**Material supplied:**
■ ■ ■ ■ ■ ■ ■

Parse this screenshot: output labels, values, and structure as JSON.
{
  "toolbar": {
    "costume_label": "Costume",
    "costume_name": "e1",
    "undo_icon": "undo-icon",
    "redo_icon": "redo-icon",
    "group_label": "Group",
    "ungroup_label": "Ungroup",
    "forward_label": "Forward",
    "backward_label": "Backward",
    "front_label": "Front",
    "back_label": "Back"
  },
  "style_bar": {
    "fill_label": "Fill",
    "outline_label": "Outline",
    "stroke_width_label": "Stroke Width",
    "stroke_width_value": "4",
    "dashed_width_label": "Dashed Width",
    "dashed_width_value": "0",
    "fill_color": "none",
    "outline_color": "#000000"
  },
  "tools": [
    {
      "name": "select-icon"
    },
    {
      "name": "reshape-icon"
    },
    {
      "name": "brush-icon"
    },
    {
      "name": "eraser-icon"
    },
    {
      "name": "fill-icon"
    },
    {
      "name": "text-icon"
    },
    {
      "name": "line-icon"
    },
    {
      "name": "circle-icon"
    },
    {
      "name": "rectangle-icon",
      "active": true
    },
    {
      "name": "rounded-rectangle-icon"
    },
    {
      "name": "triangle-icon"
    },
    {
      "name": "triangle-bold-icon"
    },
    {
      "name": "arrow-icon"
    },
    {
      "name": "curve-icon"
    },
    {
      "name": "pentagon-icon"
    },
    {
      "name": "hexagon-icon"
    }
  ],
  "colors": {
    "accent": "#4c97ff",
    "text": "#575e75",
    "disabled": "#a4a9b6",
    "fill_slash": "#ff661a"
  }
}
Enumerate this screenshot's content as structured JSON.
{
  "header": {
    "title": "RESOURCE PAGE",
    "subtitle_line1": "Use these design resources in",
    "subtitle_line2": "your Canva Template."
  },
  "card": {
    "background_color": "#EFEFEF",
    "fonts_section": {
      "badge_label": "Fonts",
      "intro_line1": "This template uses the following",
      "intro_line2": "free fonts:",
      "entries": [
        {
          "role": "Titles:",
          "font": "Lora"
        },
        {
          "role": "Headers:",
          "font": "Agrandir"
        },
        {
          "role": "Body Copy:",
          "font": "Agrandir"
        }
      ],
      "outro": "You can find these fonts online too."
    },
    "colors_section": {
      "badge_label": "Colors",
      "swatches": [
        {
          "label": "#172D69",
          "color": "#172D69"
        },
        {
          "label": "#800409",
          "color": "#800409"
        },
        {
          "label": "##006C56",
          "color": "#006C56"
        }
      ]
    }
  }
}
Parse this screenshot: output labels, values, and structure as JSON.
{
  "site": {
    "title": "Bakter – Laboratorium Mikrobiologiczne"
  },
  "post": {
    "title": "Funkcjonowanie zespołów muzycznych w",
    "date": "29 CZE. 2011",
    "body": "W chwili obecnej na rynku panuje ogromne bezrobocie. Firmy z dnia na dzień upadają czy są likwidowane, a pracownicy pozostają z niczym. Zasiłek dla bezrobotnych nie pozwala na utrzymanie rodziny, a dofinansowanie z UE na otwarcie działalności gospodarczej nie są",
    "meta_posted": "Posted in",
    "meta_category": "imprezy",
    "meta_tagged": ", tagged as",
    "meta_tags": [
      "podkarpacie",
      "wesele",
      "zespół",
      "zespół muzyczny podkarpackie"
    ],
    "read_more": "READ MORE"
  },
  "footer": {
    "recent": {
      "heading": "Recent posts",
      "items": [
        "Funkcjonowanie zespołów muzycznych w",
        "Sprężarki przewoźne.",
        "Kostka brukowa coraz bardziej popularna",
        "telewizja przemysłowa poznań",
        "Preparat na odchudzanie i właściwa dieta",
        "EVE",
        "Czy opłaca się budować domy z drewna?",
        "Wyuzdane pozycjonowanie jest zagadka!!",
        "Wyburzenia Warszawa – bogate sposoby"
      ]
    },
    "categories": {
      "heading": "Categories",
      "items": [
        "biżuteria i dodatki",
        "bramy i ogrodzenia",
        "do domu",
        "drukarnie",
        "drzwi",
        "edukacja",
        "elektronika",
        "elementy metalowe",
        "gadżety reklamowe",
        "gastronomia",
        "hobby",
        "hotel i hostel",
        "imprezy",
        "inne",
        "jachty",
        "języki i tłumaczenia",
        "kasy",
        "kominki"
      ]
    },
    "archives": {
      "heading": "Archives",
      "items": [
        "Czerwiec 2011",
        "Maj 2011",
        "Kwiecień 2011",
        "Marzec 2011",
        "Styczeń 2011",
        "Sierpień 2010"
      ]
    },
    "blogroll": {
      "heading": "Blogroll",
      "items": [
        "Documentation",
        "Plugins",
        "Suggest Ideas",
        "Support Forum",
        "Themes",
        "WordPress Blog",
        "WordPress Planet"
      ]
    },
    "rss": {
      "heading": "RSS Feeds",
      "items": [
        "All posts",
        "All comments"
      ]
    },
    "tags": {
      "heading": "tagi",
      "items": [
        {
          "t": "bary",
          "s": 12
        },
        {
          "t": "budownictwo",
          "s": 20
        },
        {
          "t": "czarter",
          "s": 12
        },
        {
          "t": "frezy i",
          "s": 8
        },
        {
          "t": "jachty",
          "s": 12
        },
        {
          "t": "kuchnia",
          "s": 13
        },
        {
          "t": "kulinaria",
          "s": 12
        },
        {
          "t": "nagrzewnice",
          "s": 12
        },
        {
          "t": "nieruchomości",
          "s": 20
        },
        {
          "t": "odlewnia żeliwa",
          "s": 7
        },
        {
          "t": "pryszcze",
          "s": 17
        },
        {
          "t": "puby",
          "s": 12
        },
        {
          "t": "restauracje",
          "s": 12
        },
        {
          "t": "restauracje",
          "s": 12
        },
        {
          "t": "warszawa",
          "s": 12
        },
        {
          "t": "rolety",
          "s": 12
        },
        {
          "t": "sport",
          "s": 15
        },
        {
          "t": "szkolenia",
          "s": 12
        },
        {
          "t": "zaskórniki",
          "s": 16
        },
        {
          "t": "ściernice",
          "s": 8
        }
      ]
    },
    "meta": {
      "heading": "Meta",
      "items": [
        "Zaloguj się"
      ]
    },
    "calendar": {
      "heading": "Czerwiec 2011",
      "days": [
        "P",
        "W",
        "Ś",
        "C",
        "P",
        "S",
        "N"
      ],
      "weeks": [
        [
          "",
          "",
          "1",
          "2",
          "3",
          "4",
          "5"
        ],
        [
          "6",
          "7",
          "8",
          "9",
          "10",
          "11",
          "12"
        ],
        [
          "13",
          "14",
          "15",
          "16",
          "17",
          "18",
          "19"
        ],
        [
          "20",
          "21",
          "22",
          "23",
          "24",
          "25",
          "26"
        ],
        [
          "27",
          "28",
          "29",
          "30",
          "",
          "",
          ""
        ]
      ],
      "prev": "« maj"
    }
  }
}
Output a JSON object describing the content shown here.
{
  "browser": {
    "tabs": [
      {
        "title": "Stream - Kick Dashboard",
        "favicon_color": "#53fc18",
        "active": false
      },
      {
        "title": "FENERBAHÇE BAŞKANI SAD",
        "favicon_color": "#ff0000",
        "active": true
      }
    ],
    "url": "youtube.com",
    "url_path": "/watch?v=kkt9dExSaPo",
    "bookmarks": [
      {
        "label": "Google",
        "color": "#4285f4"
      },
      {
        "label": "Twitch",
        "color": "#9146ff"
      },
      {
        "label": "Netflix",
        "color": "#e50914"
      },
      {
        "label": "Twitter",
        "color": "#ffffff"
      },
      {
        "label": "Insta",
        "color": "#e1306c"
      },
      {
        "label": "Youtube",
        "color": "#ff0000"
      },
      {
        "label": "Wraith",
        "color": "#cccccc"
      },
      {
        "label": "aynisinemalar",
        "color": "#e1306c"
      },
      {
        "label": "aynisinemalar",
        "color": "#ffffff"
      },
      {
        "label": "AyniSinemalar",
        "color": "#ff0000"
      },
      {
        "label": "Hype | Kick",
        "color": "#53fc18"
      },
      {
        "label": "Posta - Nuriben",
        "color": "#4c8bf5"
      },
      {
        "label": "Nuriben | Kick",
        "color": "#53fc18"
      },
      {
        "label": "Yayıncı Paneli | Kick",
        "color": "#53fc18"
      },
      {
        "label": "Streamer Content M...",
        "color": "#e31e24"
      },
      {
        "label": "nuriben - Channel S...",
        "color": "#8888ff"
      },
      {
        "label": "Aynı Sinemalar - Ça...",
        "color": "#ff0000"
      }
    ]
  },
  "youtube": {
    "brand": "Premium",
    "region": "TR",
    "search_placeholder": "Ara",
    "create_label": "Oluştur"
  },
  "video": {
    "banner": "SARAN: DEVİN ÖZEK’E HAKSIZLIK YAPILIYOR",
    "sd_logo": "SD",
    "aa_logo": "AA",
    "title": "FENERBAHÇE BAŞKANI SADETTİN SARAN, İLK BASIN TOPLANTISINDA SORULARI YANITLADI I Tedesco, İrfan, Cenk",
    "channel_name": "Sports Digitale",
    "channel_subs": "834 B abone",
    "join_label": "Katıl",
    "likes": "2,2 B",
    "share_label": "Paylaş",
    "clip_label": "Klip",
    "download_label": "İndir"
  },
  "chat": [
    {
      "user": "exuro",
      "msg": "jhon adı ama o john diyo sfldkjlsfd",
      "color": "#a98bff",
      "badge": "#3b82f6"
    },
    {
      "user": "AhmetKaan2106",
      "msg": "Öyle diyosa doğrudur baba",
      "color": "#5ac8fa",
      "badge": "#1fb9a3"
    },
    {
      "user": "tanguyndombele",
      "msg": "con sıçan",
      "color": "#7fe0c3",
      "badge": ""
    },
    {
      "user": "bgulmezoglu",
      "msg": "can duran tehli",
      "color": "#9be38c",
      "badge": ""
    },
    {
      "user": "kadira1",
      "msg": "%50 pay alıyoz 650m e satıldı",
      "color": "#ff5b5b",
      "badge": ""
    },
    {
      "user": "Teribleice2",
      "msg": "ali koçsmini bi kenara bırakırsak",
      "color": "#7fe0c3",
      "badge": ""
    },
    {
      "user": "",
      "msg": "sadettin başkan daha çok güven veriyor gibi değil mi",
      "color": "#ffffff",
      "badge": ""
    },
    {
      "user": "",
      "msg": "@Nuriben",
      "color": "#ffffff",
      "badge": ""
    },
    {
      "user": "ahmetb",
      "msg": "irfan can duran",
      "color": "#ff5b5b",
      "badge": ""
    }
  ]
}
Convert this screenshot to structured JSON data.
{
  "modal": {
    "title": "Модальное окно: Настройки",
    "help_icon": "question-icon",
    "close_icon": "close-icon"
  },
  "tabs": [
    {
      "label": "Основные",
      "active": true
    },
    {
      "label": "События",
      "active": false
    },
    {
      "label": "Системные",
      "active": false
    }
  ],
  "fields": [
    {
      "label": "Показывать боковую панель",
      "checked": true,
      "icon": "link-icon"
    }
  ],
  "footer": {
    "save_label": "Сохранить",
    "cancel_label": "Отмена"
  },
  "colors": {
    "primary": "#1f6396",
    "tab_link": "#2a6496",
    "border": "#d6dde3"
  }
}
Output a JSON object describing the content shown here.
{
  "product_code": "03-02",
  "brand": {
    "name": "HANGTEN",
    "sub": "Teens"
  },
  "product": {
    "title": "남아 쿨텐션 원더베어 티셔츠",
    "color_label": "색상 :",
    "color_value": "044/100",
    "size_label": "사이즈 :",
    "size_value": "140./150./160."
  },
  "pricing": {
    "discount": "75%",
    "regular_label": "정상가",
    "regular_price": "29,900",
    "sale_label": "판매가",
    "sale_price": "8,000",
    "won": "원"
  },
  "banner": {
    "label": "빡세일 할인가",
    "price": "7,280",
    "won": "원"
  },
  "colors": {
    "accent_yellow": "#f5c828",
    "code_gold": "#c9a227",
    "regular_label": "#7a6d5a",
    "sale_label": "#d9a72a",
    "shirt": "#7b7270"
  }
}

■ ■ ■ ■ ■ ■ ■

**Exercise:** Return only those lines of the records that contain the string "Czerwiec".

**Answer to the problem:**
        "Czerwiec 2011",
      "heading": "Czerwiec 2011",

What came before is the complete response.